__Text under study__:
· · · · ·
There might be a number of reasons behind a company’s decision to engage outside help, the most crucial being reducing OPEX and involving experts one cannot find locally. Both staff augmentation and outsourcing are aimed at meeting these expectations. Whatever model you choose, it will affect every element of your project – budget, scope and deadlines. Unfortunately, even with well-defined goals, it’s impossible to tell which model will suit a project best. What matters is making an informed decision, so let’s take a closer look at these alternatives.
Staff augmentation overview
is a way to integrate resources with skills you don’t have on site. For example, NCube, a staff augmentation firm has provided Ukraine-based engineering talent for FlightRight, a tech company from Berlin, Germany. The company had a core development team and was looking for outside help to develop and support their product. As a staff supplier, NCube took care of meeting FlightRight’s requirements in terms of candidates and created a comfortable working environment for the engineers in their Kiev office.
Key pros of staff augmentation
- High level of control
With staff augmentation, the client establishes deadlines and deliverables and has complete control over the processes and outcomes. The client also manages all hired resources closely and communicates with them individually.
- Development velocity
With a broad talent pool and a to choose from, it only takes a few weeks to find and onboard new hires, so with many hands on deck, the client can count on quick project start and meeting tightest deadlines.
Staff augmentation is a way for a company to save on administrative expenses and cut personnel costs like insurance, paid absences, IT infrastructure. These costs are usually included in the rate for each full-time employee.
If there are skill gaps in your development team, they can be easily bridged by adding more hands. It’s also simple to bring in or take away resources according to your project’s needs.
Cons of staff augmentation
No matter how qualified your remote hires are, there still be some training involved in order for them to learn the company’s best practices, tools, and obtain domain knowledge.
- Integration problems
The success of your nearshore approach depends on the integrity of your internal processes. Serious flaws might come in the way of successful integration between the teams. That’s why one needs to make sure the company is ready to take up remote staff and finetune the processes in advance.
· · · · ·
__Data section__:
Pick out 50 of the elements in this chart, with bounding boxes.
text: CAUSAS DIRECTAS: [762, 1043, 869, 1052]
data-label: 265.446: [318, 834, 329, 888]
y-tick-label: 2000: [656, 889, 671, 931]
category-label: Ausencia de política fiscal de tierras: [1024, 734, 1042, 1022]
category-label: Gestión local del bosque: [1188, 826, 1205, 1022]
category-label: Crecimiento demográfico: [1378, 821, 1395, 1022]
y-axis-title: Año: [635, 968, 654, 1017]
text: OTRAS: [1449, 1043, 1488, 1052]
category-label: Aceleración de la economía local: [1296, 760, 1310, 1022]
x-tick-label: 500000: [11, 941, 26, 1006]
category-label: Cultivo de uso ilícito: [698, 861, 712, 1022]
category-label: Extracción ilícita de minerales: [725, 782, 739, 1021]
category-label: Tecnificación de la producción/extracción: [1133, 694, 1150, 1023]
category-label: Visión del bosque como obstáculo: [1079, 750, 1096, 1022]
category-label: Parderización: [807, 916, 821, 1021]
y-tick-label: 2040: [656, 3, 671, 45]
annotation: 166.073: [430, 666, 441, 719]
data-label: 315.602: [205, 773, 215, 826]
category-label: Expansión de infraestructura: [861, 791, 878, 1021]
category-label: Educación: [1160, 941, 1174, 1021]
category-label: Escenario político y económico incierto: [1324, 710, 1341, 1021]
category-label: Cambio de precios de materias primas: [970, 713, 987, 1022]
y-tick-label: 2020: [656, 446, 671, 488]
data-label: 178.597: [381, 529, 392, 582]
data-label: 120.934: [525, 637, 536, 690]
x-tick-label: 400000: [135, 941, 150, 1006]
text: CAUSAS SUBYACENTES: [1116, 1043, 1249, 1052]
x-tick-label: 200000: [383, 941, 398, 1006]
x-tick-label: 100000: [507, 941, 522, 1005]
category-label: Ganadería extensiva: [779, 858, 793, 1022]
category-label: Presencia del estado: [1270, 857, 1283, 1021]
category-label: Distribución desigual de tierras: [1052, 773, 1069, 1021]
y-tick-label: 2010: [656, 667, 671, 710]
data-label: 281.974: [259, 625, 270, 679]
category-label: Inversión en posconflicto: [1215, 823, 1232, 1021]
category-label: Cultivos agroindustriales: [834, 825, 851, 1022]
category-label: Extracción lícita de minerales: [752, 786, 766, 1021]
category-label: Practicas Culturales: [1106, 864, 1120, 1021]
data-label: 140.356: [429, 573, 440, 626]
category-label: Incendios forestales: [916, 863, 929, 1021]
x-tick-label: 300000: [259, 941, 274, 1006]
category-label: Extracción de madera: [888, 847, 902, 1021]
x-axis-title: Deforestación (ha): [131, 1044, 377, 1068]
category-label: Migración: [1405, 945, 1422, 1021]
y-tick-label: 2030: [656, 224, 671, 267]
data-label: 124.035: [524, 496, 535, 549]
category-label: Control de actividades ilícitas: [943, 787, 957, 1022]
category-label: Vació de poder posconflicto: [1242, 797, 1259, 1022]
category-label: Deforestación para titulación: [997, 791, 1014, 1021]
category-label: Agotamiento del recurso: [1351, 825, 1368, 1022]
· · · · ·
__Your objective__: Extend the article comparing staff augmentation with outsourcing, beginning directly after its last sentence.

__Output of the task__:
- Resources over results
The outstaffing provider can guarantee to bring in qualified resources, but the results of engagement depends on the client who remains responsible for managing the team and the project.
- Requires strong management
Managing remote resources means an advanced level of internal organization – scheduled calls, regular check-ins, and regular on site visits.
Product development outsourcing overview
Outsourcing is about implementing projects relying fully on the resources of an outsourcing firm. Similar to staff augmentation, outsourcing clients can enjoy main benefits like cost-effectiveness and access to world-class talent. While staff augmentation suggests integrating remote resources to an existing team with the aim of working on the project as one, outsourcing means hiring an external team to develop a product from scratch and using their own technical expertise. To avoid the pitfalls of outsourcing, consider its pros and cons.
Key pros of product development outsourcing
- Proven expertise
The best players on the outsourcing market are specialists in their field, which is substantiated by their past successes and certificates. They often work with technology companies on a variety of projects, and so can bring their skills to any software product.
- More time and resources for a core business
This approach offers a client greater flexibility because it allows you to focus on your business processes and increase the company’s top line. You just need to establish deliverables and deadlines and compare the achievements against agreed milestones.
- Results over resources
The provider is responsible for the outcomes of an outsourced project. As such, an outsourcing firm must compensate in case of flaws or missed deadlines.
Cons of product development outsourcing
- Lack of visibility
The provider controls everything – from high-level processes to the employees choice. The solution to this problem may be requiring access to project data, task management tools and code repository.
- Inability to assess the quality of providers
If product development is not a company’s core competence, it may hard to assess the quality of outsourcing firms. What helps leaders make the right decision is checking the company’s maturity, social media activity, and asking for references.
- Lack of communication
Remote workers are often located outside of a client’s country and operate in a different time zone. Sometimes it’s hard to receive a quick update immediately. However, firms usually assign a dedicated project manager to be a single contact point expected to stay in touch with the client all the time.
Both models have their advantages and disadvantages, but it all comes down to choosing the right provider that will help you establish mature development processes and integrate your distributed and on-site teams.